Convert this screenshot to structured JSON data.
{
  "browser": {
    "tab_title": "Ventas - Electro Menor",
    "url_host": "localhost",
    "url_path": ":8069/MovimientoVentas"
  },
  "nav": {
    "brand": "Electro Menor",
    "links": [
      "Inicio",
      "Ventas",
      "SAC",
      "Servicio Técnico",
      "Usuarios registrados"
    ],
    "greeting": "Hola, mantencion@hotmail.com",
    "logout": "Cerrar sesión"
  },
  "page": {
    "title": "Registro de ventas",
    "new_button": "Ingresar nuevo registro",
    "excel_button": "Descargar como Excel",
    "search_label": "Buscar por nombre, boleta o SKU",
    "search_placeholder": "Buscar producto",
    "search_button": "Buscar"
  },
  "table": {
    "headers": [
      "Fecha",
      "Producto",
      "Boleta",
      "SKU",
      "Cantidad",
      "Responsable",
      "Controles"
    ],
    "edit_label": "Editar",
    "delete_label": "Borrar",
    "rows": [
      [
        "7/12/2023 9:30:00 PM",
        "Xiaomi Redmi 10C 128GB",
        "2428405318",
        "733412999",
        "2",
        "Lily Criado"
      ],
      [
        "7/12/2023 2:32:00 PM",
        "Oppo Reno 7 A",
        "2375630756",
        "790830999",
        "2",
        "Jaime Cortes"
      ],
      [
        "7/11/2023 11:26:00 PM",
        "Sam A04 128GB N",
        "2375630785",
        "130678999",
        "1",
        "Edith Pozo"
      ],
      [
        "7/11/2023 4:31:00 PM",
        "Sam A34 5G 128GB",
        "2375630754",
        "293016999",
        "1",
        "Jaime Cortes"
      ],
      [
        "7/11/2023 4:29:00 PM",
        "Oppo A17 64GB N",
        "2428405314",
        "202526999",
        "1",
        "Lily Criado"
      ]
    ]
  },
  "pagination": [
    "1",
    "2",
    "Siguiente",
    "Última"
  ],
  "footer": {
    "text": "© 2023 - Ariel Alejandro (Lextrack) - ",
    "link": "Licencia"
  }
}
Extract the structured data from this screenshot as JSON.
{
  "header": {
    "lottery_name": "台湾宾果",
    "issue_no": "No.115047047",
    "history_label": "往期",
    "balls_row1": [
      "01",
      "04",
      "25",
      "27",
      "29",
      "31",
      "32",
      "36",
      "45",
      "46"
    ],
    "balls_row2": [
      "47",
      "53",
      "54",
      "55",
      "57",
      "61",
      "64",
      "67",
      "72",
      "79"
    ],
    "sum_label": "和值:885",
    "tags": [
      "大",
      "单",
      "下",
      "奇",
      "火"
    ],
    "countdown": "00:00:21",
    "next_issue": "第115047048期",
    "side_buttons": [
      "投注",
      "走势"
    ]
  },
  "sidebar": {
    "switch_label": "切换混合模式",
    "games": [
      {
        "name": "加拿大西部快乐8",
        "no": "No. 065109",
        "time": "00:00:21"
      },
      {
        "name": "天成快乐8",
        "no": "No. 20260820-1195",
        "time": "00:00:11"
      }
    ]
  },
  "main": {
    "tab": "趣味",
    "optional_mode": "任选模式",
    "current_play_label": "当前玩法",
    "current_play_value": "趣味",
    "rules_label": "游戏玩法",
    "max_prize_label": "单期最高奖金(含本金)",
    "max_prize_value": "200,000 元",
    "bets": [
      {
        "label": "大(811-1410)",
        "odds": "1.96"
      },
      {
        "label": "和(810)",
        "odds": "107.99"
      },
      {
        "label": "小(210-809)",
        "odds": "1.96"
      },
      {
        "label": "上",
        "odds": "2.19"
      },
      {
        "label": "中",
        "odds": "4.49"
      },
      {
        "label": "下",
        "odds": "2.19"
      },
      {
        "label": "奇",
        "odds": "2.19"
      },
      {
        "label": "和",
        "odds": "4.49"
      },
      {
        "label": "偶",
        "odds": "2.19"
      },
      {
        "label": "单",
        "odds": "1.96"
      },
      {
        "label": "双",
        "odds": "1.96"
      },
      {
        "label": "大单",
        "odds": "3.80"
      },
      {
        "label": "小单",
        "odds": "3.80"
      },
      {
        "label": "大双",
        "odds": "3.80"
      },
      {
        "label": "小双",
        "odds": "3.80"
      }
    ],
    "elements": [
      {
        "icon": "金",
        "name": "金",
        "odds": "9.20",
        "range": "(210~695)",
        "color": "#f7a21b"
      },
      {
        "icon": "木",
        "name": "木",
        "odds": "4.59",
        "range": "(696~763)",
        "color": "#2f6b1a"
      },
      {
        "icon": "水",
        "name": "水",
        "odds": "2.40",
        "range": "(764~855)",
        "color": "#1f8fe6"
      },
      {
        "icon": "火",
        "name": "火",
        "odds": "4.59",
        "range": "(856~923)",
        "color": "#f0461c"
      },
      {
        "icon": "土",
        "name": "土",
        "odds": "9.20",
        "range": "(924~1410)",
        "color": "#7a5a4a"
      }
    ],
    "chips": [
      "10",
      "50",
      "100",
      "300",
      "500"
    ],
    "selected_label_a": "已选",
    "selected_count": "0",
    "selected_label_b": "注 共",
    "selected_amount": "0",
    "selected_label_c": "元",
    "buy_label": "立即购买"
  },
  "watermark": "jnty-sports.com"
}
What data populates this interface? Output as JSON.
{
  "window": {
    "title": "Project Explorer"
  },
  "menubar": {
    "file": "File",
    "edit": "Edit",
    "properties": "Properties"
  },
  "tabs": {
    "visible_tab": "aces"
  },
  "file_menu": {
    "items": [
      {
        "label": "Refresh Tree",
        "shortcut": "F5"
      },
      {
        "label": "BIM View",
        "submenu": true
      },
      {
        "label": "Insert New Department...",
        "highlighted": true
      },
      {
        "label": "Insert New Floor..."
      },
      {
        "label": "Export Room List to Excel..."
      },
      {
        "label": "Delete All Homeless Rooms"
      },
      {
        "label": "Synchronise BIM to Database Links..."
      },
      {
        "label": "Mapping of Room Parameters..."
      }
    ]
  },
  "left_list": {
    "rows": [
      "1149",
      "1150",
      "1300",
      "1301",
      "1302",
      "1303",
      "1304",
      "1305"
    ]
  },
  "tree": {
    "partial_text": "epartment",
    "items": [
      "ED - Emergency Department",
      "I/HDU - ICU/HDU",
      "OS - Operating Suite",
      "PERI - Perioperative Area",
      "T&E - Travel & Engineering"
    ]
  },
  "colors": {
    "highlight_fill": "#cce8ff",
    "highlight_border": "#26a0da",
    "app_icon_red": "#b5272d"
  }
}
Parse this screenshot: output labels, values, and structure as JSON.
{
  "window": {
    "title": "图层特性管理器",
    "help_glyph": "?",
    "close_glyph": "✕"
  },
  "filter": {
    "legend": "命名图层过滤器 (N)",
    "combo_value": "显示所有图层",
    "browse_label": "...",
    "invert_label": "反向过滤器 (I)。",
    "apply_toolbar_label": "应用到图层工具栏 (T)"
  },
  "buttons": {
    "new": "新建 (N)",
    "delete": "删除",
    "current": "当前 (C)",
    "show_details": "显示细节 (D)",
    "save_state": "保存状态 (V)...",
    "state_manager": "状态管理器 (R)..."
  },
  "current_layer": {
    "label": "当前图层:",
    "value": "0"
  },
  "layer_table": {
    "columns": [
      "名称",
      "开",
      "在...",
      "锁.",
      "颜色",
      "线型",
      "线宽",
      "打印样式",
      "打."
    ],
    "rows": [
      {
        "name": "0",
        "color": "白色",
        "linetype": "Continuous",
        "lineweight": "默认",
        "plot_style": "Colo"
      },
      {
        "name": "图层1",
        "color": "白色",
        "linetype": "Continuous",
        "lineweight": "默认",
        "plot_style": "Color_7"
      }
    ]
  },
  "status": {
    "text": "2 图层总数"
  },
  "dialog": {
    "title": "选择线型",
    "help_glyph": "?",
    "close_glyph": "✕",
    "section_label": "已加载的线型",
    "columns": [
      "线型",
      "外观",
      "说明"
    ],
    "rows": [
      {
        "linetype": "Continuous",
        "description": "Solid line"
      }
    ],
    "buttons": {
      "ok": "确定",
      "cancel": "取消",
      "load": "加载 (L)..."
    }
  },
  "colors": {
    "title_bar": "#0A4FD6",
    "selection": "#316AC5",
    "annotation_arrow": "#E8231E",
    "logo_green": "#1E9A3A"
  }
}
========
**Directions:** Copy out every line from the one containing "Parse this screenshot: output" to the end of the material, both ends included.

**Completed task:**
Parse this screenshot: output labels, values, and structure as JSON.
{
  "window": {
    "title": "图层特性管理器",
    "help_glyph": "?",
    "close_glyph": "✕"
  },
  "filter": {
    "legend": "命名图层过滤器 (N)",
    "combo_value": "显示所有图层",
    "browse_label": "...",
    "invert_label": "反向过滤器 (I)。",
    "apply_toolbar_label": "应用到图层工具栏 (T)"
  },
  "buttons": {
    "new": "新建 (N)",
    "delete": "删除",
    "current": "当前 (C)",
    "show_details": "显示细节 (D)",
    "save_state": "保存状态 (V)...",
    "state_manager": "状态管理器 (R)..."
  },
  "current_layer": {
    "label": "当前图层:",
    "value": "0"
  },
  "layer_table": {
    "columns": [
      "名称",
      "开",
      "在...",
      "锁.",
      "颜色",
      "线型",
      "线宽",
      "打印样式",
      "打."
    ],
    "rows": [
      {
        "name": "0",
        "color": "白色",
        "linetype": "Continuous",
        "lineweight": "默认",
        "plot_style": "Colo"
      },
      {
        "name": "图层1",
        "color": "白色",
        "linetype": "Continuous",
        "lineweight": "默认",
        "plot_style": "Color_7"
      }
    ]
  },
  "status": {
    "text": "2 图层总数"
  },
  "dialog": {
    "title": "选择线型",
    "help_glyph": "?",
    "close_glyph": "✕",
    "section_label": "已加载的线型",
    "columns": [
      "线型",
      "外观",
      "说明"
    ],
    "rows": [
      {
        "linetype": "Continuous",
        "description": "Solid line"
      }
    ],
    "buttons": {
      "ok": "确定",
      "cancel": "取消",
      "load": "加载 (L)..."
    }
  },
  "colors": {
    "title_bar": "#0A4FD6",
    "selection": "#316AC5",
    "annotation_arrow": "#E8231E",
    "logo_green": "#1E9A3A"
  }
}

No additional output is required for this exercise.